* [TASK DIRECTIONS]: Review the listing and copy each line that holds the word "right".

* [DATA FOR THIS TASK]:
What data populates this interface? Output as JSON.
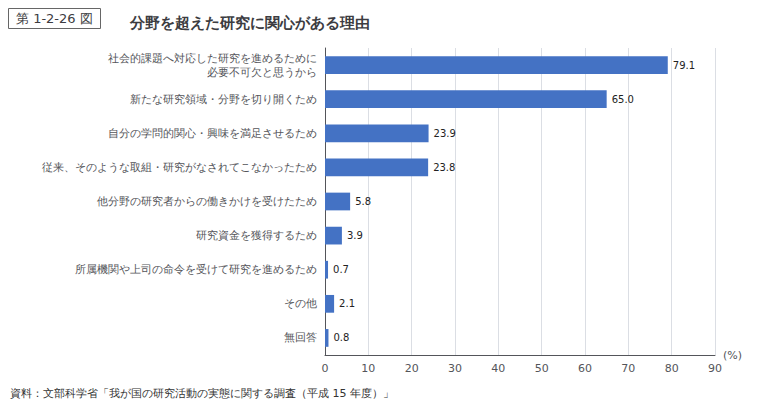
{
  "chart_data": {
    "type": "bar",
    "orientation": "horizontal",
    "title": "分野を超えた研究に関心がある理由",
    "annotations": [
      "第 1-2-26 図",
      "資料：文部科学省「我が国の研究活動の実態に関する調査（平成 15 年度）」"
    ],
    "categories": [
      "社会的課題へ対応した研究を進めるために\n必要不可欠と思うから",
      "新たな研究領域・分野を切り開くため",
      "自分の学問的関心・興味を満足させるため",
      "従来、そのような取組・研究がなされてこなかったため",
      "他分野の研究者からの働きかけを受けたため",
      "研究資金を獲得するため",
      "所属機関や上司の命令を受けて研究を進めるため",
      "その他",
      "無回答"
    ],
    "values": [
      79.1,
      65.0,
      23.9,
      23.8,
      5.8,
      3.9,
      0.7,
      2.1,
      0.8
    ],
    "value_labels": [
      "79.1",
      "65.0",
      "23.9",
      "23.8",
      "5.8",
      "3.9",
      "0.7",
      "2.1",
      "0.8"
    ],
    "data_labels": true,
    "color": "#4472c4",
    "xlabel": "(%)",
    "xlim": [
      0,
      90
    ],
    "xticks": [
      0,
      10,
      20,
      30,
      40,
      50,
      60,
      70,
      80,
      90
    ],
    "grid": true
  }
}
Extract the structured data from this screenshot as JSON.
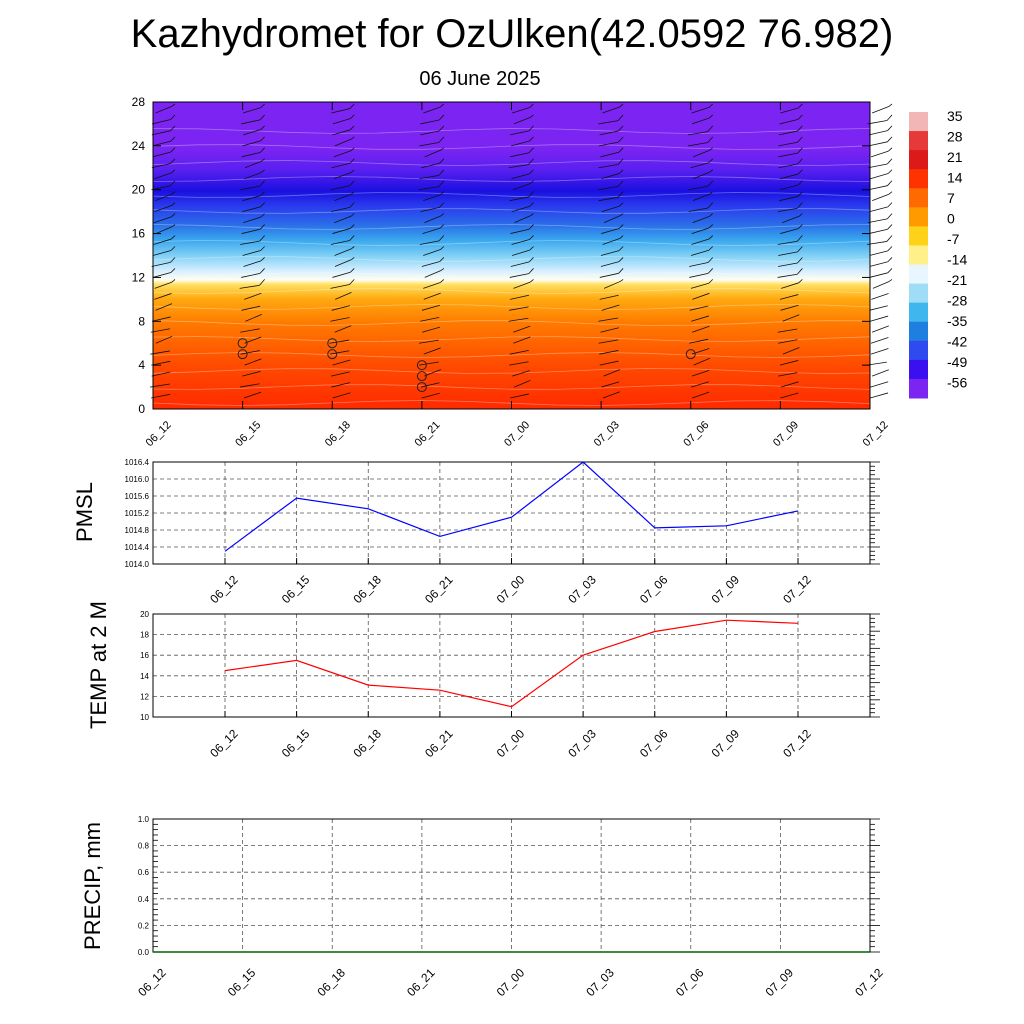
{
  "header": {
    "title": "Kazhydromet for OzUlken(42.0592 76.982)",
    "date": "06 June 2025"
  },
  "colors": {
    "pmsl_line": "#0000ff",
    "temp_line": "#ff0000",
    "precip_line": "#006400",
    "grid": "#555555"
  },
  "chart_data": [
    {
      "type": "heatmap",
      "name_hint": "time-height cross section with wind barbs",
      "x": [
        "06_12",
        "06_15",
        "06_18",
        "06_21",
        "07_00",
        "07_03",
        "07_06",
        "07_09",
        "07_12"
      ],
      "y_ticks": [
        0,
        4,
        8,
        12,
        16,
        20,
        24,
        28
      ],
      "ylim": [
        0,
        28
      ],
      "colorbar_labels": [
        "35",
        "28",
        "21",
        "14",
        "7",
        "0",
        "-7",
        "-14",
        "-21",
        "-28",
        "-35",
        "-42",
        "-49",
        "-56"
      ],
      "colorbar_colors": [
        "#f2b6b6",
        "#e63a3a",
        "#dd1a1a",
        "#ff3300",
        "#ff6a00",
        "#ff9a00",
        "#ffd21a",
        "#fff08a",
        "#e8f6ff",
        "#9fdcf5",
        "#3fb6ee",
        "#1e7fe0",
        "#2f4bf0",
        "#3b10f0",
        "#7c24f2"
      ],
      "calm_markers": [
        {
          "x": "06_15",
          "levels": [
            5,
            6
          ]
        },
        {
          "x": "06_18",
          "levels": [
            5,
            6
          ]
        },
        {
          "x": "06_21",
          "levels": [
            2,
            3,
            4
          ]
        },
        {
          "x": "07_06",
          "levels": [
            5
          ]
        }
      ]
    },
    {
      "type": "line",
      "ylabel": "PMSL",
      "x": [
        "06_12",
        "06_15",
        "06_18",
        "06_21",
        "07_00",
        "07_03",
        "07_06",
        "07_09",
        "07_12"
      ],
      "values": [
        1014.3,
        1015.55,
        1015.3,
        1014.65,
        1015.1,
        1016.4,
        1014.85,
        1014.9,
        1015.25
      ],
      "ylim": [
        1014.0,
        1016.4
      ],
      "y_ticks": [
        "1014.0",
        "1014.4",
        "1014.8",
        "1015.2",
        "1015.6",
        "1016.0",
        "1016.4"
      ],
      "grid": true
    },
    {
      "type": "line",
      "ylabel": "TEMP at 2 M",
      "x": [
        "06_12",
        "06_15",
        "06_18",
        "06_21",
        "07_00",
        "07_03",
        "07_06",
        "07_09",
        "07_12"
      ],
      "values": [
        14.5,
        15.5,
        13.1,
        12.6,
        11.0,
        16.0,
        18.3,
        19.4,
        19.1
      ],
      "ylim": [
        10,
        20
      ],
      "y_ticks": [
        "10",
        "12",
        "14",
        "16",
        "18",
        "20"
      ],
      "grid": true
    },
    {
      "type": "line",
      "ylabel": "PRECIP, mm",
      "x": [
        "06_12",
        "06_15",
        "06_18",
        "06_21",
        "07_00",
        "07_03",
        "07_06",
        "07_09",
        "07_12"
      ],
      "values": [
        0,
        0,
        0,
        0,
        0,
        0,
        0,
        0,
        0
      ],
      "ylim": [
        0,
        1.0
      ],
      "y_ticks": [
        "0.0",
        "0.2",
        "0.4",
        "0.6",
        "0.8",
        "1.0"
      ],
      "grid": true
    }
  ]
}
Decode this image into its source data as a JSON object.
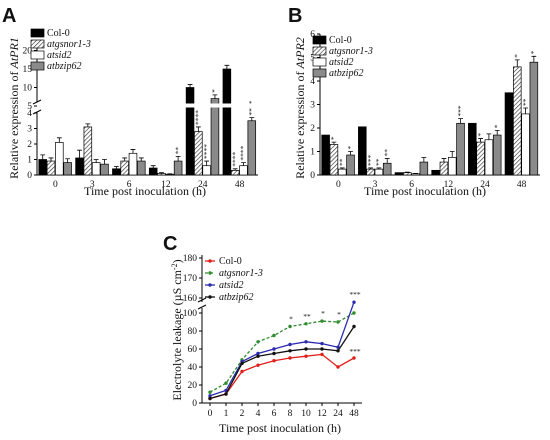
{
  "chart_data": [
    {
      "panel": "A",
      "type": "bar",
      "ylabel": "Relative expression of ",
      "ylabel_gene": "AtPR1",
      "xlabel": "Time post inoculation (h)",
      "categories": [
        "0",
        "3",
        "6",
        "12",
        "24",
        "48"
      ],
      "lower_yticks": [
        "0",
        "1",
        "2",
        "3",
        "4"
      ],
      "upper_yticks": [
        "5",
        "10",
        "15",
        "20"
      ],
      "axis_break": true,
      "series": [
        {
          "name": "Col-0",
          "values": [
            1.0,
            1.1,
            0.4,
            0.45,
            10.0,
            15.0
          ],
          "errors": [
            0.3,
            0.5,
            0.15,
            0.15,
            0.8,
            1.0
          ],
          "marks": [
            "",
            "",
            "",
            "",
            "",
            ""
          ]
        },
        {
          "name": "atgsnor1-3",
          "values": [
            0.9,
            3.1,
            0.9,
            0.1,
            2.8,
            0.3
          ],
          "errors": [
            0.2,
            0.2,
            0.2,
            0.05,
            0.3,
            0.1
          ],
          "marks": [
            "",
            "",
            "",
            "",
            "****",
            "****"
          ]
        },
        {
          "name": "atsid2",
          "values": [
            2.1,
            0.8,
            1.4,
            0.05,
            0.6,
            0.6
          ],
          "errors": [
            0.3,
            0.2,
            0.25,
            0.03,
            0.3,
            0.2
          ],
          "marks": [
            "",
            "",
            "",
            "",
            "****",
            "****"
          ]
        },
        {
          "name": "atbzip62",
          "values": [
            0.8,
            0.7,
            0.9,
            0.9,
            7.0,
            3.5
          ],
          "errors": [
            0.25,
            0.3,
            0.2,
            0.3,
            1.0,
            0.2
          ],
          "marks": [
            "",
            "",
            "",
            "**",
            "*",
            "****"
          ]
        }
      ]
    },
    {
      "panel": "B",
      "type": "bar",
      "ylabel": "Relative expression of ",
      "ylabel_gene": "AtPR2",
      "xlabel": "Time post inoculation (h)",
      "categories": [
        "0",
        "3",
        "6",
        "12",
        "24",
        "48"
      ],
      "yticks": [
        "0",
        "1",
        "2",
        "3",
        "4",
        "5",
        "6"
      ],
      "ylim": [
        0,
        6
      ],
      "series": [
        {
          "name": "Col-0",
          "values": [
            1.7,
            2.05,
            0.1,
            0.2,
            2.2,
            3.5
          ],
          "errors": [
            0,
            0,
            0,
            0,
            0,
            0
          ],
          "marks": [
            "",
            "",
            "",
            "",
            "",
            ""
          ]
        },
        {
          "name": "atgsnor1-3",
          "values": [
            1.3,
            0.25,
            0.1,
            0.55,
            1.4,
            4.6
          ],
          "errors": [
            0.1,
            0.05,
            0.02,
            0.15,
            0.15,
            0.3
          ],
          "marks": [
            "*",
            "***",
            "",
            "",
            "*",
            "*"
          ]
        },
        {
          "name": "atsid2",
          "values": [
            0.25,
            0.25,
            0.05,
            0.75,
            1.5,
            2.6
          ],
          "errors": [
            0.05,
            0.05,
            0.02,
            0.25,
            0.25,
            0.25
          ],
          "marks": [
            "**",
            "**",
            "",
            "",
            "",
            "**"
          ]
        },
        {
          "name": "atbzip62",
          "values": [
            0.85,
            0.5,
            0.55,
            2.2,
            1.7,
            4.8
          ],
          "errors": [
            0.15,
            0.2,
            0.2,
            0.2,
            0.2,
            0.25
          ],
          "marks": [
            "*",
            "**",
            "",
            "***",
            "*",
            "*"
          ]
        }
      ]
    },
    {
      "panel": "C",
      "type": "line",
      "ylabel": "Electrolyte leakage (µS cm",
      "ylabel_sup": "-2",
      "ylabel_end": ")",
      "xlabel": "Time post inoculation (h)",
      "x": [
        "0",
        "1",
        "2",
        "4",
        "6",
        "8",
        "10",
        "12",
        "24",
        "48"
      ],
      "lower_yticks": [
        "0",
        "20",
        "40",
        "60",
        "80",
        "100"
      ],
      "upper_yticks": [
        "160",
        "170",
        "180"
      ],
      "axis_break": true,
      "series": [
        {
          "name": "Col-0",
          "color": "#e0201b",
          "dash": false,
          "values": [
            5,
            10,
            35,
            42,
            47,
            50,
            52,
            54,
            40,
            50
          ],
          "marks": [
            "",
            "",
            "",
            "",
            "",
            "",
            "",
            "",
            "",
            "***"
          ]
        },
        {
          "name": "atgsnor1-3",
          "color": "#2e8b2e",
          "dash": true,
          "values": [
            12,
            22,
            48,
            68,
            75,
            85,
            88,
            91,
            90,
            100
          ],
          "marks": [
            "",
            "",
            "",
            "",
            "",
            "*",
            "**",
            "*",
            "*",
            ""
          ]
        },
        {
          "name": "atsid2",
          "color": "#2b2bb0",
          "dash": false,
          "values": [
            8,
            14,
            46,
            55,
            60,
            65,
            68,
            66,
            62,
            112
          ],
          "marks": [
            "",
            "",
            "",
            "",
            "",
            "",
            "",
            "",
            "",
            "***"
          ]
        },
        {
          "name": "atbzip62",
          "color": "#111111",
          "dash": false,
          "values": [
            5,
            10,
            44,
            52,
            55,
            58,
            60,
            60,
            58,
            85
          ],
          "marks": [
            "",
            "",
            "",
            "",
            "",
            "",
            "",
            "",
            "",
            ""
          ]
        }
      ]
    }
  ]
}
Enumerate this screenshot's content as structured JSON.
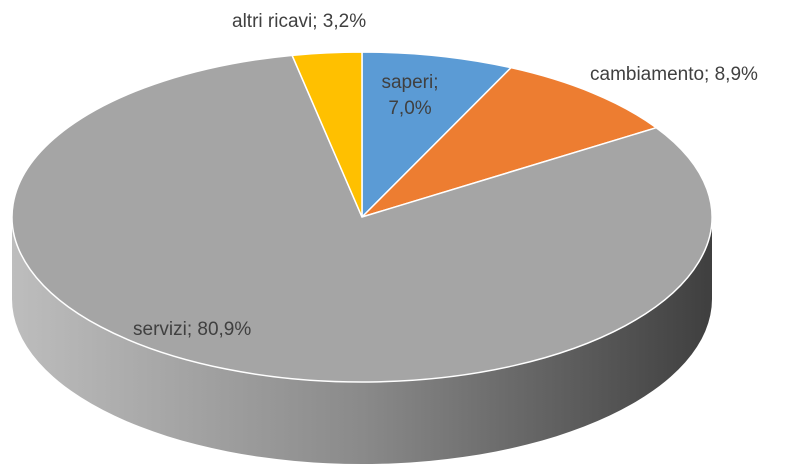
{
  "chart_data": {
    "type": "pie",
    "style": "3d",
    "values": [
      7.0,
      8.9,
      80.9,
      3.2
    ],
    "value_labels": [
      "saperi; 7,0%",
      "cambiamento; 8,9%",
      "servizi; 80,9%",
      "altri ricavi; 3,2%"
    ],
    "colors": [
      "#5b9bd5",
      "#ed7d31",
      "#a5a5a5",
      "#ffc000"
    ]
  }
}
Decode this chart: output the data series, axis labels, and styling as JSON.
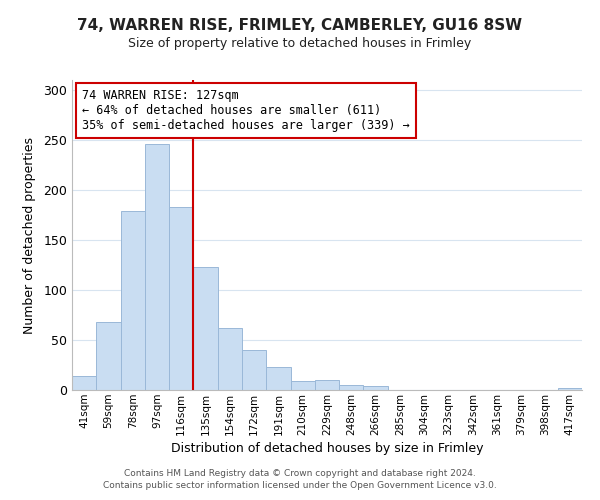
{
  "title": "74, WARREN RISE, FRIMLEY, CAMBERLEY, GU16 8SW",
  "subtitle": "Size of property relative to detached houses in Frimley",
  "xlabel": "Distribution of detached houses by size in Frimley",
  "ylabel": "Number of detached properties",
  "bar_labels": [
    "41sqm",
    "59sqm",
    "78sqm",
    "97sqm",
    "116sqm",
    "135sqm",
    "154sqm",
    "172sqm",
    "191sqm",
    "210sqm",
    "229sqm",
    "248sqm",
    "266sqm",
    "285sqm",
    "304sqm",
    "323sqm",
    "342sqm",
    "361sqm",
    "379sqm",
    "398sqm",
    "417sqm"
  ],
  "bar_values": [
    14,
    68,
    179,
    246,
    183,
    123,
    62,
    40,
    23,
    9,
    10,
    5,
    4,
    0,
    0,
    0,
    0,
    0,
    0,
    0,
    2
  ],
  "bar_color": "#c9ddf2",
  "bar_edge_color": "#9ab8d8",
  "vline_x": 4.5,
  "vline_color": "#cc0000",
  "annotation_title": "74 WARREN RISE: 127sqm",
  "annotation_line1": "← 64% of detached houses are smaller (611)",
  "annotation_line2": "35% of semi-detached houses are larger (339) →",
  "annotation_box_color": "white",
  "annotation_box_edge": "#cc0000",
  "ylim": [
    0,
    310
  ],
  "yticks": [
    0,
    50,
    100,
    150,
    200,
    250,
    300
  ],
  "footnote1": "Contains HM Land Registry data © Crown copyright and database right 2024.",
  "footnote2": "Contains public sector information licensed under the Open Government Licence v3.0.",
  "bg_color": "#ffffff",
  "grid_color": "#d8e4f0"
}
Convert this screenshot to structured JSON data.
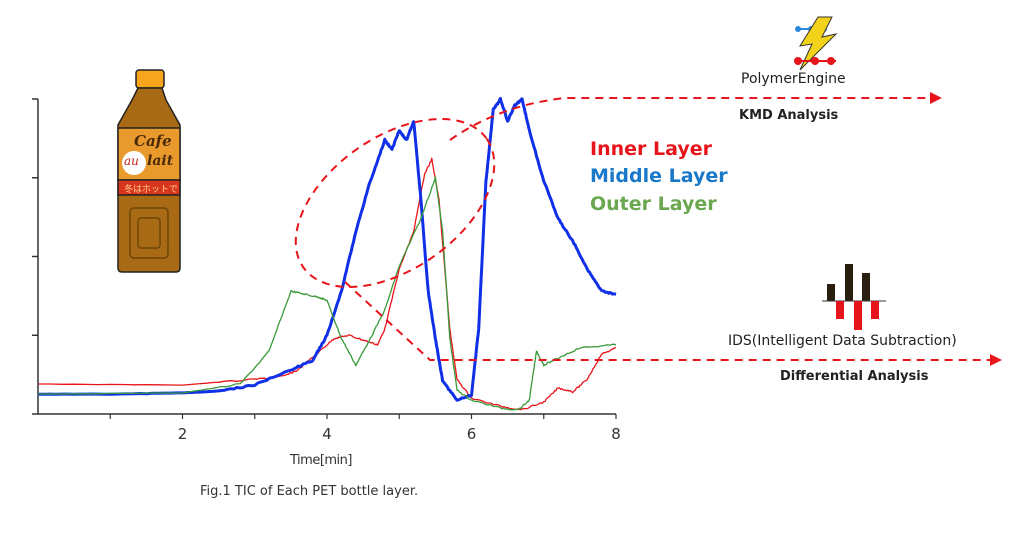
{
  "chart_data": {
    "type": "line",
    "title": "Fig.1 TIC of Each PET bottle layer.",
    "xlabel": "Time[min]",
    "ylabel": "",
    "xlim": [
      0,
      8
    ],
    "ylim": [
      0,
      100
    ],
    "xticks": [
      2,
      4,
      6,
      8
    ],
    "grid": false,
    "legend_position": "right",
    "series": [
      {
        "name": "Inner Layer",
        "color": "#e8141b",
        "width": 1.3,
        "x": [
          0,
          2,
          3,
          3.4,
          3.6,
          3.9,
          4.1,
          4.3,
          4.5,
          4.7,
          4.8,
          5.0,
          5.2,
          5.35,
          5.45,
          5.55,
          5.7,
          5.8,
          6.0,
          6.4,
          6.7,
          7.0,
          7.2,
          7.4,
          7.6,
          7.8,
          8.0
        ],
        "y": [
          9.5,
          9.2,
          11,
          12,
          14,
          20,
          24,
          25,
          23.5,
          22,
          27,
          46,
          58,
          76,
          81,
          68,
          27,
          11,
          5,
          2.5,
          1.3,
          3.8,
          8.3,
          7,
          11,
          19,
          21
        ]
      },
      {
        "name": "Middle Layer",
        "color": "#1030e8",
        "width": 3,
        "x": [
          0,
          1,
          2,
          2.5,
          3,
          3.5,
          3.8,
          4.0,
          4.2,
          4.4,
          4.6,
          4.8,
          4.9,
          5.0,
          5.1,
          5.2,
          5.3,
          5.4,
          5.5,
          5.6,
          5.8,
          6.0,
          6.1,
          6.2,
          6.3,
          6.4,
          6.5,
          6.6,
          6.7,
          6.8,
          7.0,
          7.2,
          7.4,
          7.6,
          7.8,
          8.0
        ],
        "y": [
          6.3,
          6.3,
          6.7,
          7.3,
          9.2,
          14,
          17,
          25,
          39,
          58,
          74,
          87,
          84,
          90,
          87,
          93,
          68,
          39,
          24,
          10.5,
          4.4,
          6,
          27,
          74,
          96.5,
          100,
          93,
          98,
          100,
          90,
          74,
          62,
          55,
          46,
          39,
          38
        ]
      },
      {
        "name": "Outer Layer",
        "color": "#3a9a3a",
        "width": 1.3,
        "x": [
          0,
          2,
          2.8,
          3.2,
          3.5,
          3.7,
          3.9,
          4.0,
          4.2,
          4.4,
          4.6,
          4.8,
          5.0,
          5.3,
          5.5,
          5.6,
          5.7,
          5.8,
          6.0,
          6.4,
          6.65,
          6.8,
          6.9,
          7.0,
          7.2,
          7.5,
          8.0
        ],
        "y": [
          6.3,
          6.7,
          9.5,
          20,
          39,
          38,
          37,
          36,
          24,
          15.5,
          24,
          33,
          47,
          62,
          75,
          58,
          24,
          7.6,
          4.4,
          1.9,
          1.3,
          4.4,
          20,
          15.5,
          17.8,
          21,
          22
        ]
      }
    ]
  },
  "legend": [
    "Inner Layer",
    "Middle Layer",
    "Outer Layer"
  ],
  "bottle": {
    "label_line1": "Cafe",
    "label_line2a": "au",
    "label_line2b": "lait",
    "band_text": "冬はホットで"
  },
  "polymer_engine": {
    "name": "PolymerEngine",
    "analysis": "KMD Analysis"
  },
  "ids": {
    "name": "IDS(Intelligent Data Subtraction)",
    "analysis": "Differential Analysis"
  },
  "colors": {
    "annotation": "#e8141b",
    "axis": "#333333"
  }
}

* [SOLUTION TO THE EXERCISE]:
  "footnote1": "Contains HM Land Registry data © Crown copyright and database right 2024.",
    "legend_position": "right",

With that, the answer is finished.